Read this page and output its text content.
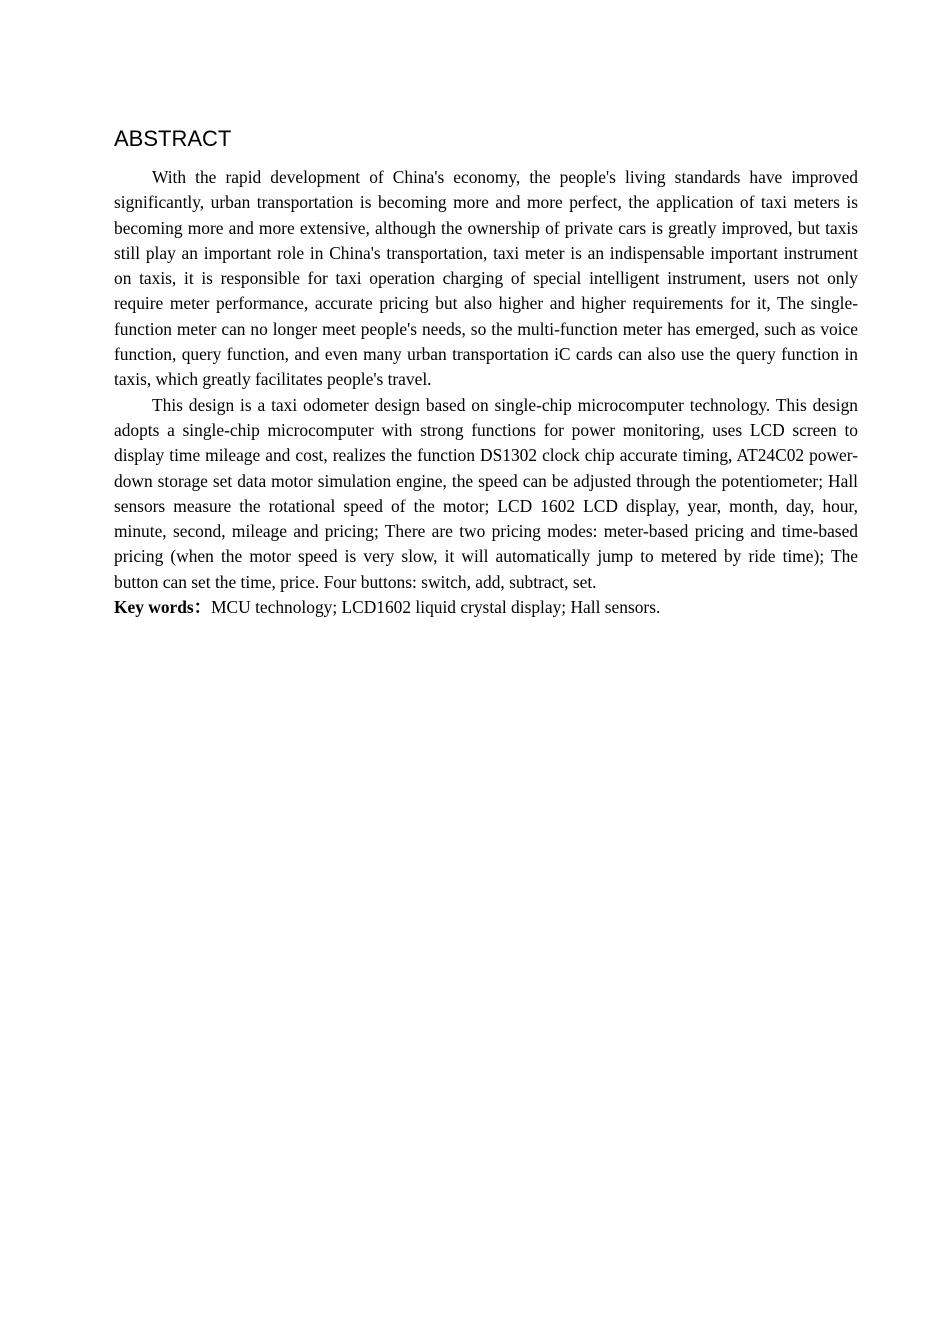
ABSTRACT

With the rapid development of China's economy, the people's living standards have improved significantly, urban transportation is becoming more and more perfect, the application of taxi meters is becoming more and more extensive, although the ownership of private cars is greatly improved, but taxis still play an important role in China's transportation, taxi meter is an indispensable important instrument on taxis, it is responsible for taxi operation charging of special intelligent instrument, users not only require meter performance, accurate pricing but also higher and higher requirements for it, The single-function meter can no longer meet people's needs, so the multi-function meter has emerged, such as voice function, query function, and even many urban transportation iC cards can also use the query function in taxis, which greatly facilitates people's travel.

This design is a taxi odometer design based on single-chip microcomputer technology. This design adopts a single-chip microcomputer with strong functions for power monitoring, uses LCD screen to display time mileage and cost, realizes the function DS1302 clock chip accurate timing, AT24C02 power-down storage set data motor simulation engine, the speed can be adjusted through the potentiometer; Hall sensors measure the rotational speed of the motor; LCD 1602 LCD display, year, month, day, hour, minute, second, mileage and pricing; There are two pricing modes: meter-based pricing and time-based pricing (when the motor speed is very slow, it will automatically jump to metered by ride time); The button can set the time, price. Four buttons: switch, add, subtract, set.

Key words：MCU technology; LCD1602 liquid crystal display; Hall sensors.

------------------------------------------------------------

STATED GOAL: Strip the images and reproduce the remaining records precisely.

TASK SOLUTION:
Read this page and output its text content.
ABSTRACT

With the rapid development of China's economy, the people's living standards have improved significantly, urban transportation is becoming more and more perfect, the application of taxi meters is becoming more and more extensive, although the ownership of private cars is greatly improved, but taxis still play an important role in China's transportation, taxi meter is an indispensable important instrument on taxis, it is responsible for taxi operation charging of special intelligent instrument, users not only require meter performance, accurate pricing but also higher and higher requirements for it, The single-function meter can no longer meet people's needs, so the multi-function meter has emerged, such as voice function, query function, and even many urban transportation iC cards can also use the query function in taxis, which greatly facilitates people's travel.

This design is a taxi odometer design based on single-chip microcomputer technology. This design adopts a single-chip microcomputer with strong functions for power monitoring, uses LCD screen to display time mileage and cost, realizes the function DS1302 clock chip accurate timing, AT24C02 power-down storage set data motor simulation engine, the speed can be adjusted through the potentiometer; Hall sensors measure the rotational speed of the motor; LCD 1602 LCD display, year, month, day, hour, minute, second, mileage and pricing; There are two pricing modes: meter-based pricing and time-based pricing (when the motor speed is very slow, it will automatically jump to metered by ride time); The button can set the time, price. Four buttons: switch, add, subtract, set.

Key words：MCU technology; LCD1602 liquid crystal display; Hall sensors.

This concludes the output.